_TASK GOAL:_
Identify each line holding the string "在水平路面匀速行驶时" and copy it.

[Start of DATA SHOWN]

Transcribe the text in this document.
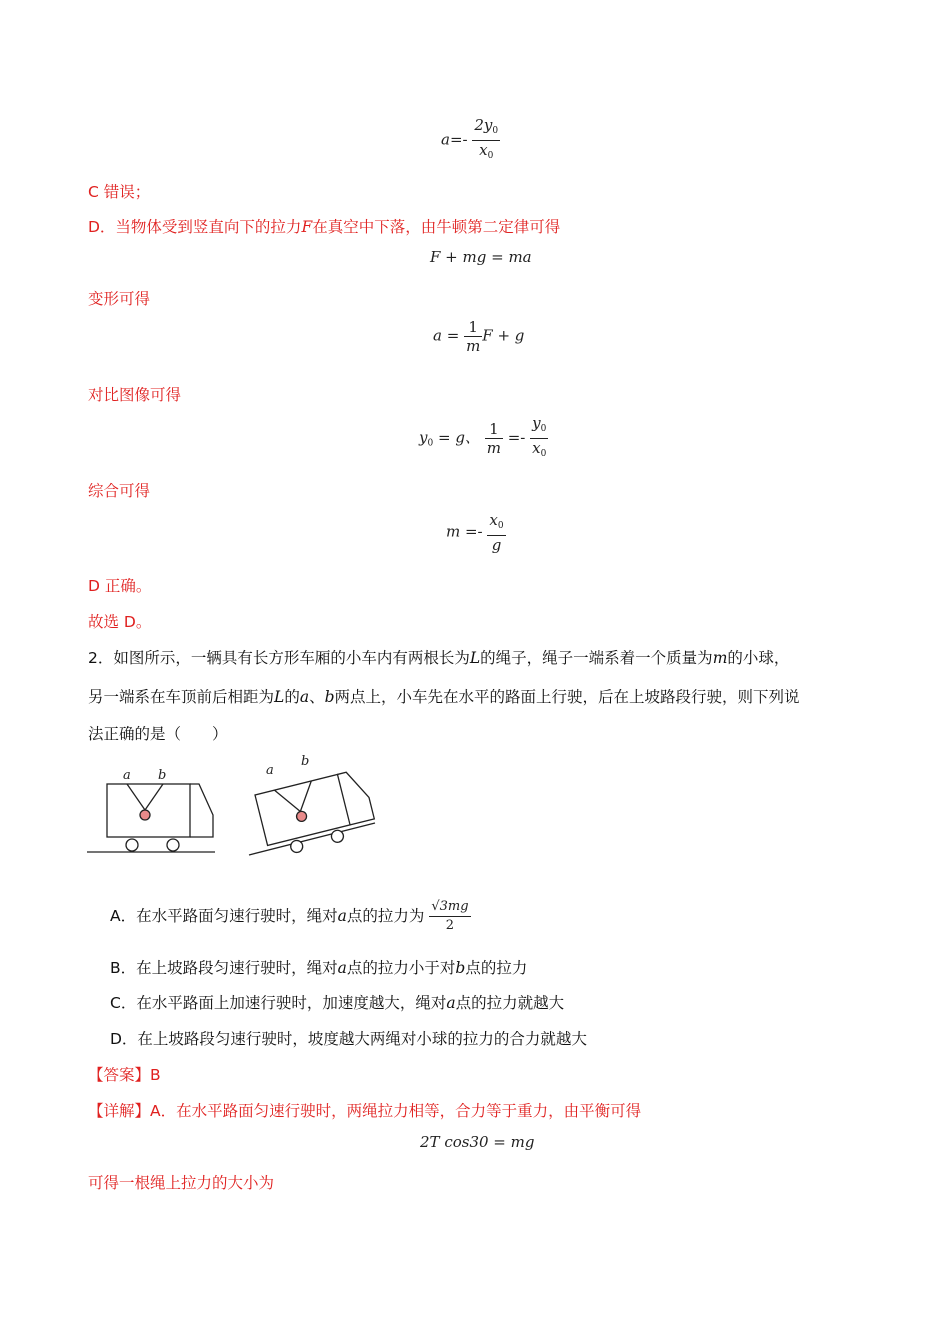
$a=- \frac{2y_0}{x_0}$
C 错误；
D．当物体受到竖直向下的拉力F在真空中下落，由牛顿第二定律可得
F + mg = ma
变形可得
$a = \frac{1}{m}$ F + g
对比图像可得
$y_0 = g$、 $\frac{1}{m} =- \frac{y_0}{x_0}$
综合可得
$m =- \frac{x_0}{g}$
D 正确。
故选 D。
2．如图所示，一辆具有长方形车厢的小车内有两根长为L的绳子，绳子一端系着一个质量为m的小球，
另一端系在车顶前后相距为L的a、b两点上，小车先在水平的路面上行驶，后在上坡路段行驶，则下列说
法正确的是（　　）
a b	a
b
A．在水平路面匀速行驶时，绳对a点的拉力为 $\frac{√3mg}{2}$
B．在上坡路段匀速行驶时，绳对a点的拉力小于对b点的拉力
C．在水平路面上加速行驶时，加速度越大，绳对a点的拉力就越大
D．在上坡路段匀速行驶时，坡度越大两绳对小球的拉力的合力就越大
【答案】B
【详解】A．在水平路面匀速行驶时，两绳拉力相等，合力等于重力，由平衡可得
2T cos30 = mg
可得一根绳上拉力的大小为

[End of DATA SHOWN]

_TASK ANSWER:_
A．在水平路面匀速行驶时，绳对a点的拉力为 $\frac{√3mg}{2}$
【详解】A．在水平路面匀速行驶时，两绳拉力相等，合力等于重力，由平衡可得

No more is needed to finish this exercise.